### [What you need to do]
Repeat the listing in full, word for word.

☆ ☆ ☆

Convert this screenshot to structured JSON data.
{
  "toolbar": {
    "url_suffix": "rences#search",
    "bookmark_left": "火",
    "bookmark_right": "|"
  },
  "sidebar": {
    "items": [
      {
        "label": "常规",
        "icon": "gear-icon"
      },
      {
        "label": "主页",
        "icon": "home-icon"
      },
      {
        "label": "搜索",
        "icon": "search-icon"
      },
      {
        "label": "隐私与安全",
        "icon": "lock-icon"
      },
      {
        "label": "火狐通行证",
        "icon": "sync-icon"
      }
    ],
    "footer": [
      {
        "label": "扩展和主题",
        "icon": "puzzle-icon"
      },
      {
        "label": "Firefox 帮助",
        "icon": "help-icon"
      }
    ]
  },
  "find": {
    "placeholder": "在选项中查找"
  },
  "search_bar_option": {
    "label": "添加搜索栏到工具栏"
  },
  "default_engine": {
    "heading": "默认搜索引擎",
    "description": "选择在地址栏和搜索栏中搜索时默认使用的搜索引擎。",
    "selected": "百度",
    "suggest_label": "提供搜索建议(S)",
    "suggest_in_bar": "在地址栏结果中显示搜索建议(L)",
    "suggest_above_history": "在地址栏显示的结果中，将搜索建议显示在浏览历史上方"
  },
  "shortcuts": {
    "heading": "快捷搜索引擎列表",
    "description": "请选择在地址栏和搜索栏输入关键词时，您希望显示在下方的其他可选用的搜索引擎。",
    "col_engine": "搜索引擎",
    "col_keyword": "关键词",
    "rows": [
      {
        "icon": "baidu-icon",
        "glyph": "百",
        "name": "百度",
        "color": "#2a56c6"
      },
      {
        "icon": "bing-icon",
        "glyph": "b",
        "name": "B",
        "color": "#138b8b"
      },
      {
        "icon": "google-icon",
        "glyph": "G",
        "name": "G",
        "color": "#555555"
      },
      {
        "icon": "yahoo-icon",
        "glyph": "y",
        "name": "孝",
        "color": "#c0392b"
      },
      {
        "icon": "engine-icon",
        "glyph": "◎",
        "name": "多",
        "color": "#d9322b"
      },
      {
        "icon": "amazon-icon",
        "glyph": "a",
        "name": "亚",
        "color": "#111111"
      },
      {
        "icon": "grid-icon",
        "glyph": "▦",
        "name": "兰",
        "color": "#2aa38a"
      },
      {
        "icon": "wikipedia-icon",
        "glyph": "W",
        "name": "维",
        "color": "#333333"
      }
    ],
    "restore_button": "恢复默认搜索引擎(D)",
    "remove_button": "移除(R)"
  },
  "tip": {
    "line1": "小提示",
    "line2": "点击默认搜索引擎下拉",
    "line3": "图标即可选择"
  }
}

☆ ☆ ☆

### [Reply to the exercise]
Convert this screenshot to structured JSON data.
{
  "toolbar": {
    "url_suffix": "rences#search",
    "bookmark_left": "火",
    "bookmark_right": "|"
  },
  "sidebar": {
    "items": [
      {
        "label": "常规",
        "icon": "gear-icon"
      },
      {
        "label": "主页",
        "icon": "home-icon"
      },
      {
        "label": "搜索",
        "icon": "search-icon"
      },
      {
        "label": "隐私与安全",
        "icon": "lock-icon"
      },
      {
        "label": "火狐通行证",
        "icon": "sync-icon"
      }
    ],
    "footer": [
      {
        "label": "扩展和主题",
        "icon": "puzzle-icon"
      },
      {
        "label": "Firefox 帮助",
        "icon": "help-icon"
      }
    ]
  },
  "find": {
    "placeholder": "在选项中查找"
  },
  "search_bar_option": {
    "label": "添加搜索栏到工具栏"
  },
  "default_engine": {
    "heading": "默认搜索引擎",
    "description": "选择在地址栏和搜索栏中搜索时默认使用的搜索引擎。",
    "selected": "百度",
    "suggest_label": "提供搜索建议(S)",
    "suggest_in_bar": "在地址栏结果中显示搜索建议(L)",
    "suggest_above_history": "在地址栏显示的结果中，将搜索建议显示在浏览历史上方"
  },
  "shortcuts": {
    "heading": "快捷搜索引擎列表",
    "description": "请选择在地址栏和搜索栏输入关键词时，您希望显示在下方的其他可选用的搜索引擎。",
    "col_engine": "搜索引擎",
    "col_keyword": "关键词",
    "rows": [
      {
        "icon": "baidu-icon",
        "glyph": "百",
        "name": "百度",
        "color": "#2a56c6"
      },
      {
        "icon": "bing-icon",
        "glyph": "b",
        "name": "B",
        "color": "#138b8b"
      },
      {
        "icon": "google-icon",
        "glyph": "G",
        "name": "G",
        "color": "#555555"
      },
      {
        "icon": "yahoo-icon",
        "glyph": "y",
        "name": "孝",
        "color": "#c0392b"
      },
      {
        "icon": "engine-icon",
        "glyph": "◎",
        "name": "多",
        "color": "#d9322b"
      },
      {
        "icon": "amazon-icon",
        "glyph": "a",
        "name": "亚",
        "color": "#111111"
      },
      {
        "icon": "grid-icon",
        "glyph": "▦",
        "name": "兰",
        "color": "#2aa38a"
      },
      {
        "icon": "wikipedia-icon",
        "glyph": "W",
        "name": "维",
        "color": "#333333"
      }
    ],
    "restore_button": "恢复默认搜索引擎(D)",
    "remove_button": "移除(R)"
  },
  "tip": {
    "line1": "小提示",
    "line2": "点击默认搜索引擎下拉",
    "line3": "图标即可选择"
  }
}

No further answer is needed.